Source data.
========

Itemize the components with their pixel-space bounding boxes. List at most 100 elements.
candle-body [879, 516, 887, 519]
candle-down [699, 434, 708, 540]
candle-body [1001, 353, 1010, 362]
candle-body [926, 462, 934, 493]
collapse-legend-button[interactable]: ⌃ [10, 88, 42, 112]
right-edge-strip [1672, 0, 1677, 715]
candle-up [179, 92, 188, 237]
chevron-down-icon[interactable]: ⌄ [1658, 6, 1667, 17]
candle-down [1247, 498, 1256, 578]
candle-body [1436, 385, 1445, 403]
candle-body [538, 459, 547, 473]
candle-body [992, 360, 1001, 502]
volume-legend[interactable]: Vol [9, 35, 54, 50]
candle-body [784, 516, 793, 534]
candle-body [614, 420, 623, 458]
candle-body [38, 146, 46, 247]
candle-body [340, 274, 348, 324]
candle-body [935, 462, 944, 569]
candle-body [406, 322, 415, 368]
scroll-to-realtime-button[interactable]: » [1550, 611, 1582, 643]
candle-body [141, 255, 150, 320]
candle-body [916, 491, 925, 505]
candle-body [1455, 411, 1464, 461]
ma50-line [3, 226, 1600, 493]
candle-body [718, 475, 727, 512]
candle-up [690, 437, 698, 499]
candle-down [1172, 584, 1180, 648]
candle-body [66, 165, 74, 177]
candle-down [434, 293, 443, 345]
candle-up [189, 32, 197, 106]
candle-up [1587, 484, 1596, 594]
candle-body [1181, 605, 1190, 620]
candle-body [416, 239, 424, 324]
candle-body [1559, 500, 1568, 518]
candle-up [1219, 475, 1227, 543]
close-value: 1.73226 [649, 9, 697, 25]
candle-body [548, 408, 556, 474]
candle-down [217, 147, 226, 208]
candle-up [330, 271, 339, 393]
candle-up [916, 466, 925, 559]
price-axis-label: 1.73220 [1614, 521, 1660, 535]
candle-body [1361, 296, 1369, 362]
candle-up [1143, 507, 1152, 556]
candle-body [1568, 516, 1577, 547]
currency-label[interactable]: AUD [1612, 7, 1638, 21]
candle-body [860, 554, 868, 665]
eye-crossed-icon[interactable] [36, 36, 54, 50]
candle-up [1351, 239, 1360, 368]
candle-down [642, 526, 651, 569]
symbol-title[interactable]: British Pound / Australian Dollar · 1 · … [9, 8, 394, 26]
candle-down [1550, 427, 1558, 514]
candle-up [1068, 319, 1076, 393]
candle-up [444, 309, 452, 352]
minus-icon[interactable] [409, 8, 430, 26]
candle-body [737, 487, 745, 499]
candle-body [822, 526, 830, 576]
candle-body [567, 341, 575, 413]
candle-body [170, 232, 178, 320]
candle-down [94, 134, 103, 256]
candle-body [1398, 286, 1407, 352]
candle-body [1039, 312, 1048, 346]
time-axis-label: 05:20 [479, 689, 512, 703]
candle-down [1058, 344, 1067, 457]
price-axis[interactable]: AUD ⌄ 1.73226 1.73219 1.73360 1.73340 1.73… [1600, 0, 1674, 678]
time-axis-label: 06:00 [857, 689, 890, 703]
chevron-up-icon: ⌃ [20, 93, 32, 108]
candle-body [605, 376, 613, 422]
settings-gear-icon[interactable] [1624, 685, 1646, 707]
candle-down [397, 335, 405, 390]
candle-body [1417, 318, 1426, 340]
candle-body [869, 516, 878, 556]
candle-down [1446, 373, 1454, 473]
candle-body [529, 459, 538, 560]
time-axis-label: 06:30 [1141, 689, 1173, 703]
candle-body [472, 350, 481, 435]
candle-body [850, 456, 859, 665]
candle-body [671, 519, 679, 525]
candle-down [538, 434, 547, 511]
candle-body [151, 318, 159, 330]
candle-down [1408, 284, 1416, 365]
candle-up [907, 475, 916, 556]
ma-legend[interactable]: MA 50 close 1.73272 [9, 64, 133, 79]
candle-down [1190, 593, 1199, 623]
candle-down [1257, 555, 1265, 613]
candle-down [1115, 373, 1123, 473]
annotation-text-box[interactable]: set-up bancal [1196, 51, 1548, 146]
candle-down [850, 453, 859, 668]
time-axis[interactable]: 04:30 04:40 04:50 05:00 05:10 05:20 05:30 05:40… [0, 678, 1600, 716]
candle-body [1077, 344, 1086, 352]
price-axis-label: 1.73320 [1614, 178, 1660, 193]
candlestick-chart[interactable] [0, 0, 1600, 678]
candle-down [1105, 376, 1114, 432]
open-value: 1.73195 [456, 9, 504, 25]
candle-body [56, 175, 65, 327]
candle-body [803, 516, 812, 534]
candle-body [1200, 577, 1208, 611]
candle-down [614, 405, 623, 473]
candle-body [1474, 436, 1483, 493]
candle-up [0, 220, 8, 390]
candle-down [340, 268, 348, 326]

========

The request. Find every line in the entries above that contains the string "icon", matching case exactly, and copy each of those lines in full.

Task answer.
chevron-down-icon[interactable]: ⌄ [1658, 6, 1667, 17]
eye-crossed-icon[interactable] [36, 36, 54, 50]
minus-icon[interactable] [409, 8, 430, 26]
chevron-up-icon: ⌃ [20, 93, 32, 108]
settings-gear-icon[interactable] [1624, 685, 1646, 707]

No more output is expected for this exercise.